▶ Do this: Output the data below in full, character for character.

__________________________________________________

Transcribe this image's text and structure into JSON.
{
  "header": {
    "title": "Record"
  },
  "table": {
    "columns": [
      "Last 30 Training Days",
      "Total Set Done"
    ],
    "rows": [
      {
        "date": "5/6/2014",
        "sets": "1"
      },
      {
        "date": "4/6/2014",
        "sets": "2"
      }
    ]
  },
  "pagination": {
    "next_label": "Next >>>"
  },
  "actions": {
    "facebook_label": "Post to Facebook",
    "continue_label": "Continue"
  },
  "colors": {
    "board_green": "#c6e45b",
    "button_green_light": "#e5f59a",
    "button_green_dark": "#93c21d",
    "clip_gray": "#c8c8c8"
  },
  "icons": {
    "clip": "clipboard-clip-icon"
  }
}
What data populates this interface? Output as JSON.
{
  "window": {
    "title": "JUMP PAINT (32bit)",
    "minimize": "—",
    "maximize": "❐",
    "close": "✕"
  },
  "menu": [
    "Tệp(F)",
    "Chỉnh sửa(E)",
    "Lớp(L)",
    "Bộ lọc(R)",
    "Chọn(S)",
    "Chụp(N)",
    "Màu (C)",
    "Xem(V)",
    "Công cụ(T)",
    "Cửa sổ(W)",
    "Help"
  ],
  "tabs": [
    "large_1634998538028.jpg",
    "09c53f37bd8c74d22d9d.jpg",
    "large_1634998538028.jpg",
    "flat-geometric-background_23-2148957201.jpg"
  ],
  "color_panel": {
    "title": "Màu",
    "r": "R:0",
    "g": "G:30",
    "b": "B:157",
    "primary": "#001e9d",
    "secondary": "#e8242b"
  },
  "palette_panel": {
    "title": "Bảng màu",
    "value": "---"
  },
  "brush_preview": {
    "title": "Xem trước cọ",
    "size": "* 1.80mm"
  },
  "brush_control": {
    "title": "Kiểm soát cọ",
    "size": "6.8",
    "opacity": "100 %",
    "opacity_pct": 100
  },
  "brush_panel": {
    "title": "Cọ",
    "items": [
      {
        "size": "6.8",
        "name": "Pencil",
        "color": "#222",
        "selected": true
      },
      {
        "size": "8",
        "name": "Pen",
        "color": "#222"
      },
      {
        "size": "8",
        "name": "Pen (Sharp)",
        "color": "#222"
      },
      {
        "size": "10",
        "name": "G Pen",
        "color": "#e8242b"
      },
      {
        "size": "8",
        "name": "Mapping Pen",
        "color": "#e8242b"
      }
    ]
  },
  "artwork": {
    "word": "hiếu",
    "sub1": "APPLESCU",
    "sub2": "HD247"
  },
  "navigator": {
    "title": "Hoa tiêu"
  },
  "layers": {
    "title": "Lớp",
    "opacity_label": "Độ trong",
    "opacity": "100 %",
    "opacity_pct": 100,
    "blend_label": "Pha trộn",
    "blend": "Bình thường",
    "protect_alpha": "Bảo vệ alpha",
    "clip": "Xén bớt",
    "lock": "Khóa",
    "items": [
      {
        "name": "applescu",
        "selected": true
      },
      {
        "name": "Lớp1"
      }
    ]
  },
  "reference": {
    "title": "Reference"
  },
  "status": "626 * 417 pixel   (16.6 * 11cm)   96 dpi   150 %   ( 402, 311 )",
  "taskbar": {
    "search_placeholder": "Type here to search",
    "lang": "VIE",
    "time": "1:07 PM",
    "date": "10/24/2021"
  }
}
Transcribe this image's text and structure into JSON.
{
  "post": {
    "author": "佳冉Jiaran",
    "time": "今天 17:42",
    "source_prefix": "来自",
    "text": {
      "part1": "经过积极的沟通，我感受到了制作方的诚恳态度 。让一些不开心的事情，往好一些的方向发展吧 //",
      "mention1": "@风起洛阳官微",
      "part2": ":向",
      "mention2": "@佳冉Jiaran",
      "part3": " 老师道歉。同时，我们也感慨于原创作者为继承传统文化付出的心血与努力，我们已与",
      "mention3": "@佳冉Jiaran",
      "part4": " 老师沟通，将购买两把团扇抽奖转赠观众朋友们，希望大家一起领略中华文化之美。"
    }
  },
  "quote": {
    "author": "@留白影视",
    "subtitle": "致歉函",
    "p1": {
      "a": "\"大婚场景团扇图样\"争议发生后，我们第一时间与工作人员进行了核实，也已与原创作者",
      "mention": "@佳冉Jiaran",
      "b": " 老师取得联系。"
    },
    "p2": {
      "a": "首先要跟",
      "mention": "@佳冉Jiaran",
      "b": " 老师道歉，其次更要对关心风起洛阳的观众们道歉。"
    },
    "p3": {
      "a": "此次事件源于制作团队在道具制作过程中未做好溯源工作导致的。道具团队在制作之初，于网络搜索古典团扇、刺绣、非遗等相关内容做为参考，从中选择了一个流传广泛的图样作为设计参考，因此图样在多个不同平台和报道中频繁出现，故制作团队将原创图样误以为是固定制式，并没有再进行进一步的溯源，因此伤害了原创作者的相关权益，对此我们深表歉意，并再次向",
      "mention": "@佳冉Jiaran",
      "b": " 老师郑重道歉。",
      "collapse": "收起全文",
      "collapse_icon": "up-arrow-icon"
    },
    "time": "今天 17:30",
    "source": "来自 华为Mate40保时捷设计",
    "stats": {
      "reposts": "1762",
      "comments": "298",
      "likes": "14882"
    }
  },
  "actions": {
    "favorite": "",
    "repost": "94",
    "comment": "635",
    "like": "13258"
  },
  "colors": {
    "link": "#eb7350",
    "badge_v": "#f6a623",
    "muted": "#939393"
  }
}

__________________________________________________

▶ The result:
Transcribe this image's text and structure into JSON.
{
  "header": {
    "title": "Record"
  },
  "table": {
    "columns": [
      "Last 30 Training Days",
      "Total Set Done"
    ],
    "rows": [
      {
        "date": "5/6/2014",
        "sets": "1"
      },
      {
        "date": "4/6/2014",
        "sets": "2"
      }
    ]
  },
  "pagination": {
    "next_label": "Next >>>"
  },
  "actions": {
    "facebook_label": "Post to Facebook",
    "continue_label": "Continue"
  },
  "colors": {
    "board_green": "#c6e45b",
    "button_green_light": "#e5f59a",
    "button_green_dark": "#93c21d",
    "clip_gray": "#c8c8c8"
  },
  "icons": {
    "clip": "clipboard-clip-icon"
  }
}
What data populates this interface? Output as JSON.
{
  "window": {
    "title": "JUMP PAINT (32bit)",
    "minimize": "—",
    "maximize": "❐",
    "close": "✕"
  },
  "menu": [
    "Tệp(F)",
    "Chỉnh sửa(E)",
    "Lớp(L)",
    "Bộ lọc(R)",
    "Chọn(S)",
    "Chụp(N)",
    "Màu (C)",
    "Xem(V)",
    "Công cụ(T)",
    "Cửa sổ(W)",
    "Help"
  ],
  "tabs": [
    "large_1634998538028.jpg",
    "09c53f37bd8c74d22d9d.jpg",
    "large_1634998538028.jpg",
    "flat-geometric-background_23-2148957201.jpg"
  ],
  "color_panel": {
    "title": "Màu",
    "r": "R:0",
    "g": "G:30",
    "b": "B:157",
    "primary": "#001e9d",
    "secondary": "#e8242b"
  },
  "palette_panel": {
    "title": "Bảng màu",
    "value": "---"
  },
  "brush_preview": {
    "title": "Xem trước cọ",
    "size": "* 1.80mm"
  },
  "brush_control": {
    "title": "Kiểm soát cọ",
    "size": "6.8",
    "opacity": "100 %",
    "opacity_pct": 100
  },
  "brush_panel": {
    "title": "Cọ",
    "items": [
      {
        "size": "6.8",
        "name": "Pencil",
        "color": "#222",
        "selected": true
      },
      {
        "size": "8",
        "name": "Pen",
        "color": "#222"
      },
      {
        "size": "8",
        "name": "Pen (Sharp)",
        "color": "#222"
      },
      {
        "size": "10",
        "name": "G Pen",
        "color": "#e8242b"
      },
      {
        "size": "8",
        "name": "Mapping Pen",
        "color": "#e8242b"
      }
    ]
  },
  "artwork": {
    "word": "hiếu",
    "sub1": "APPLESCU",
    "sub2": "HD247"
  },
  "navigator": {
    "title": "Hoa tiêu"
  },
  "layers": {
    "title": "Lớp",
    "opacity_label": "Độ trong",
    "opacity": "100 %",
    "opacity_pct": 100,
    "blend_label": "Pha trộn",
    "blend": "Bình thường",
    "protect_alpha": "Bảo vệ alpha",
    "clip": "Xén bớt",
    "lock": "Khóa",
    "items": [
      {
        "name": "applescu",
        "selected": true
      },
      {
        "name": "Lớp1"
      }
    ]
  },
  "reference": {
    "title": "Reference"
  },
  "status": "626 * 417 pixel   (16.6 * 11cm)   96 dpi   150 %   ( 402, 311 )",
  "taskbar": {
    "search_placeholder": "Type here to search",
    "lang": "VIE",
    "time": "1:07 PM",
    "date": "10/24/2021"
  }
}
Transcribe this image's text and structure into JSON.
{
  "post": {
    "author": "佳冉Jiaran",
    "time": "今天 17:42",
    "source_prefix": "来自",
    "text": {
      "part1": "经过积极的沟通，我感受到了制作方的诚恳态度 。让一些不开心的事情，往好一些的方向发展吧 //",
      "mention1": "@风起洛阳官微",
      "part2": ":向",
      "mention2": "@佳冉Jiaran",
      "part3": " 老师道歉。同时，我们也感慨于原创作者为继承传统文化付出的心血与努力，我们已与",
      "mention3": "@佳冉Jiaran",
      "part4": " 老师沟通，将购买两把团扇抽奖转赠观众朋友们，希望大家一起领略中华文化之美。"
    }
  },
  "quote": {
    "author": "@留白影视",
    "subtitle": "致歉函",
    "p1": {
      "a": "\"大婚场景团扇图样\"争议发生后，我们第一时间与工作人员进行了核实，也已与原创作者",
      "mention": "@佳冉Jiaran",
      "b": " 老师取得联系。"
    },
    "p2": {
      "a": "首先要跟",
      "mention": "@佳冉Jiaran",
      "b": " 老师道歉，其次更要对关心风起洛阳的观众们道歉。"
    },
    "p3": {
      "a": "此次事件源于制作团队在道具制作过程中未做好溯源工作导致的。道具团队在制作之初，于网络搜索古典团扇、刺绣、非遗等相关内容做为参考，从中选择了一个流传广泛的图样作为设计参考，因此图样在多个不同平台和报道中频繁出现，故制作团队将原创图样误以为是固定制式，并没有再进行进一步的溯源，因此伤害了原创作者的相关权益，对此我们深表歉意，并再次向",
      "mention": "@佳冉Jiaran",
      "b": " 老师郑重道歉。",
      "collapse": "收起全文",
      "collapse_icon": "up-arrow-icon"
    },
    "time": "今天 17:30",
    "source": "来自 华为Mate40保时捷设计",
    "stats": {
      "reposts": "1762",
      "comments": "298",
      "likes": "14882"
    }
  },
  "actions": {
    "favorite": "",
    "repost": "94",
    "comment": "635",
    "like": "13258"
  },
  "colors": {
    "link": "#eb7350",
    "badge_v": "#f6a623",
    "muted": "#939393"
  }
}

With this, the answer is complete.